▶ SET TASK: Rewrite these rows with every "Patent image size" changed to "Figure dimensions" and nothing else altered. Leave the pictures out of your answer.

^^^^^^^^^^^^^^^^

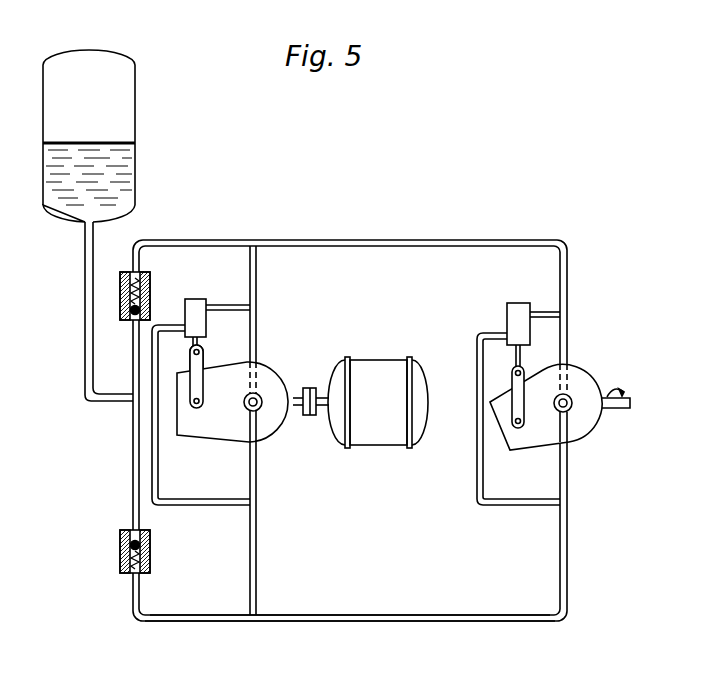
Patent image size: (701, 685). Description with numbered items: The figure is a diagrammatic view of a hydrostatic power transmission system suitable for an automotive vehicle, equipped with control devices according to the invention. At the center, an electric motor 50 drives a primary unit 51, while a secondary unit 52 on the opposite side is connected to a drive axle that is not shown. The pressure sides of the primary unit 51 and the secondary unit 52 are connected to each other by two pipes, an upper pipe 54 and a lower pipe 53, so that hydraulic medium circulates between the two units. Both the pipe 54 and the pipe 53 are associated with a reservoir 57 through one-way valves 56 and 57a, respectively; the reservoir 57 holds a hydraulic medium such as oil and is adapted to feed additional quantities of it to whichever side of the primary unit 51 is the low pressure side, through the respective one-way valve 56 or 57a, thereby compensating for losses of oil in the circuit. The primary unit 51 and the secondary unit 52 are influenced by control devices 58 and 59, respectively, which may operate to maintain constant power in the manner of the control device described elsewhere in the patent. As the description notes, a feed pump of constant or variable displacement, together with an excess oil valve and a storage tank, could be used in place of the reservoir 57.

The electric motor 50 is at (383, 438).
The primary unit 51 is at (209, 441).
The secondary unit 52 is at (528, 448).
The pipe 53 is at (375, 614).
The pipe 54 is at (449, 240).
The one-way valve 56 is at (150, 292).
The reservoir 57 is at (136, 146).
The one-way valve 57a is at (150, 553).
The control device 58 is at (206, 327).
The control device 59 is at (512, 310).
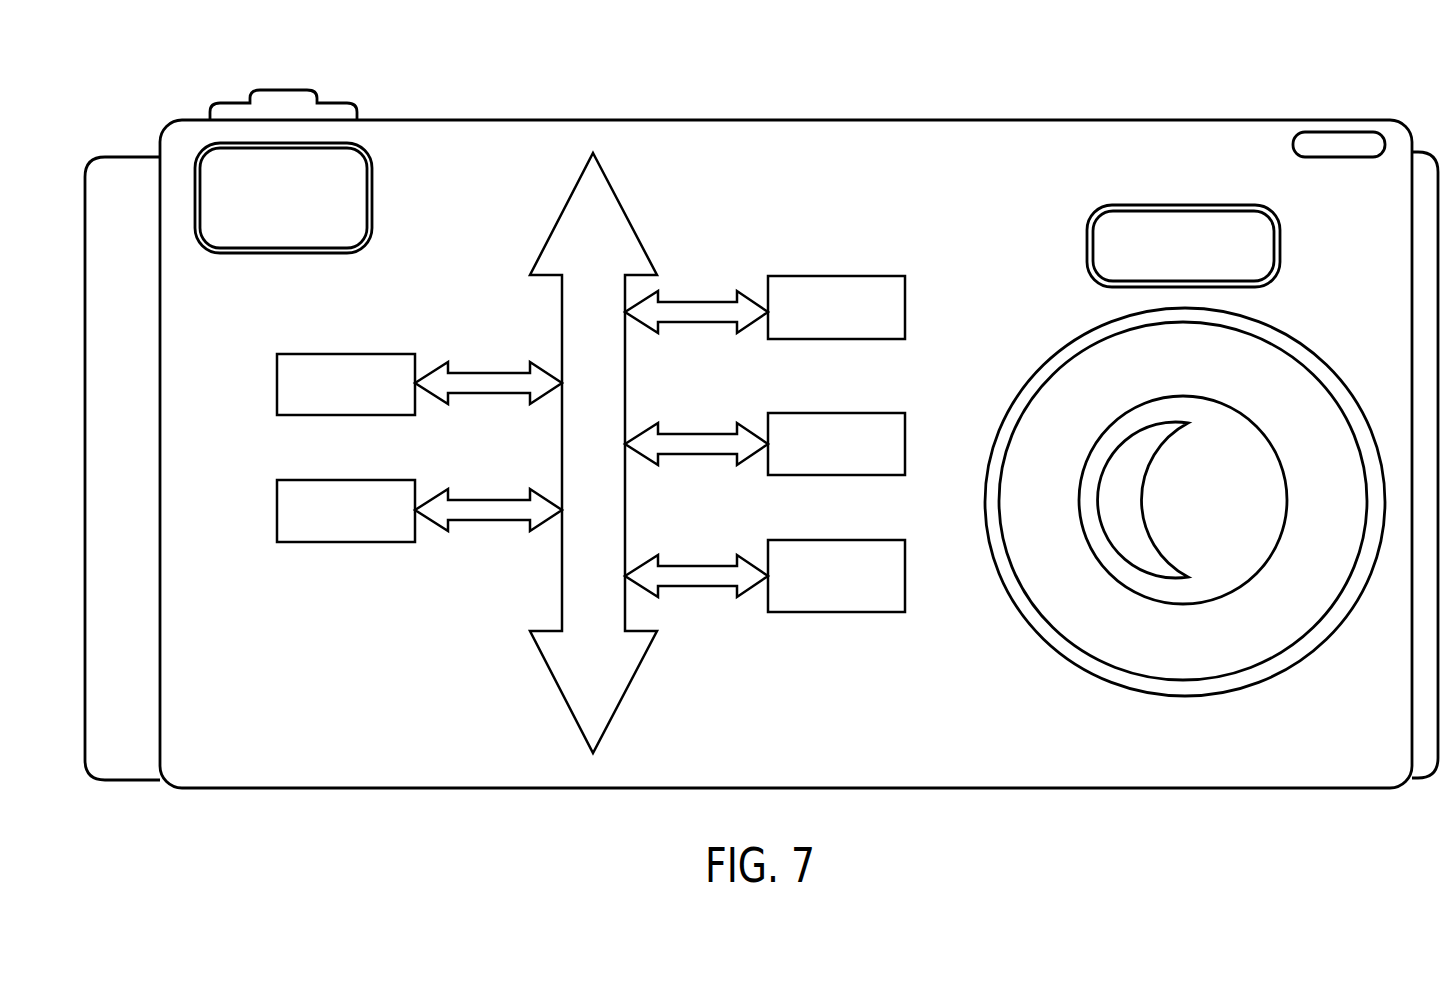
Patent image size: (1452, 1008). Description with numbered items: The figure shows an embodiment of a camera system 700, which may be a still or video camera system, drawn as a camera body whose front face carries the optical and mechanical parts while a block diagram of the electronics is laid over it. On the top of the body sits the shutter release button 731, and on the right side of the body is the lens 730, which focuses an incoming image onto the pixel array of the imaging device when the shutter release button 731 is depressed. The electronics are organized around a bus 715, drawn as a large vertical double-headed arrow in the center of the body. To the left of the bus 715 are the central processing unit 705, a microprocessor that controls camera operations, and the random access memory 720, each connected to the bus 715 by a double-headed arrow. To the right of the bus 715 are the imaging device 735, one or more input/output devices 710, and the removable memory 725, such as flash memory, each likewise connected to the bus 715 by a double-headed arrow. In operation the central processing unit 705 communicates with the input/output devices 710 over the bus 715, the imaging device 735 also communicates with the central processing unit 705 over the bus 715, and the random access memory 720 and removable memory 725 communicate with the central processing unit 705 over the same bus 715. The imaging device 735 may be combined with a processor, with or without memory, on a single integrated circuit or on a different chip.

The camera system 700 is at (1222, 75).
The central processing unit 705 is at (277, 388).
The input/output device 710 is at (905, 445).
The bus 715 is at (565, 700).
The random access memory 720 is at (277, 517).
The removable memory 725 is at (905, 578).
The lens 730 is at (1275, 333).
The shutter release button 731 is at (285, 90).
The imaging device 735 is at (905, 310).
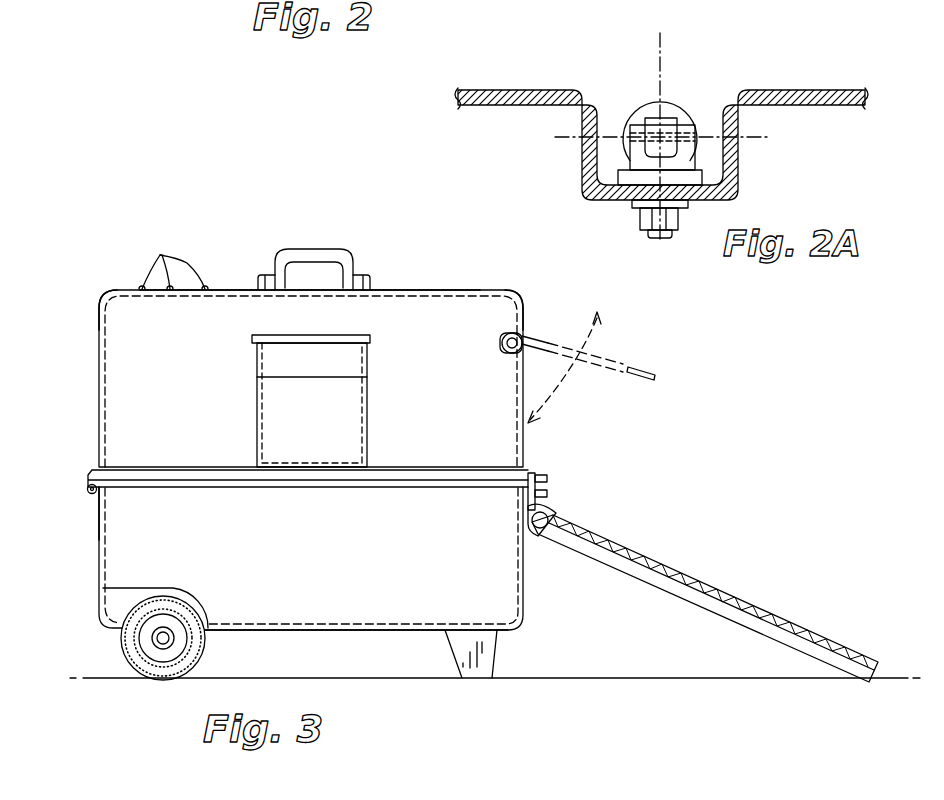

^^^^^^^^^^^^^^^^

▶ REPLY TO THE TASK:
Figure dimensions: (701, 685). Description with numbered items: The figure is a diagrammatic view of a hydrostatic power transmission system suitable for an automotive vehicle, equipped with control devices according to the invention. At the center, an electric motor 50 drives a primary unit 51, while a secondary unit 52 on the opposite side is connected to a drive axle that is not shown. The pressure sides of the primary unit 51 and the secondary unit 52 are connected to each other by two pipes, an upper pipe 54 and a lower pipe 53, so that hydraulic medium circulates between the two units. Both the pipe 54 and the pipe 53 are associated with a reservoir 57 through one-way valves 56 and 57a, respectively; the reservoir 57 holds a hydraulic medium such as oil and is adapted to feed additional quantities of it to whichever side of the primary unit 51 is the low pressure side, through the respective one-way valve 56 or 57a, thereby compensating for losses of oil in the circuit. The primary unit 51 and the secondary unit 52 are influenced by control devices 58 and 59, respectively, which may operate to maintain constant power in the manner of the control device described elsewhere in the patent. As the description notes, a feed pump of constant or variable displacement, together with an excess oil valve and a storage tank, could be used in place of the reservoir 57.

The electric motor 50 is at (383, 438).
The primary unit 51 is at (209, 441).
The secondary unit 52 is at (528, 448).
The pipe 53 is at (375, 614).
The pipe 54 is at (449, 240).
The one-way valve 56 is at (150, 292).
The reservoir 57 is at (136, 146).
The one-way valve 57a is at (150, 553).
The control device 58 is at (206, 327).
The control device 59 is at (512, 310).
Figure dimensions: (1452, 1008). Description with numbered items: The figure shows an embodiment of a camera system 700, which may be a still or video camera system, drawn as a camera body whose front face carries the optical and mechanical parts while a block diagram of the electronics is laid over it. On the top of the body sits the shutter release button 731, and on the right side of the body is the lens 730, which focuses an incoming image onto the pixel array of the imaging device when the shutter release button 731 is depressed. The electronics are organized around a bus 715, drawn as a large vertical double-headed arrow in the center of the body. To the left of the bus 715 are the central processing unit 705, a microprocessor that controls camera operations, and the random access memory 720, each connected to the bus 715 by a double-headed arrow. To the right of the bus 715 are the imaging device 735, one or more input/output devices 710, and the removable memory 725, such as flash memory, each likewise connected to the bus 715 by a double-headed arrow. In operation the central processing unit 705 communicates with the input/output devices 710 over the bus 715, the imaging device 735 also communicates with the central processing unit 705 over the bus 715, and the random access memory 720 and removable memory 725 communicate with the central processing unit 705 over the same bus 715. The imaging device 735 may be combined with a processor, with or without memory, on a single integrated circuit or on a different chip.

The camera system 700 is at (1222, 75).
The central processing unit 705 is at (277, 388).
The input/output device 710 is at (905, 445).
The bus 715 is at (565, 700).
The random access memory 720 is at (277, 517).
The removable memory 725 is at (905, 578).
The lens 730 is at (1275, 333).
The shutter release button 731 is at (285, 90).
The imaging device 735 is at (905, 310).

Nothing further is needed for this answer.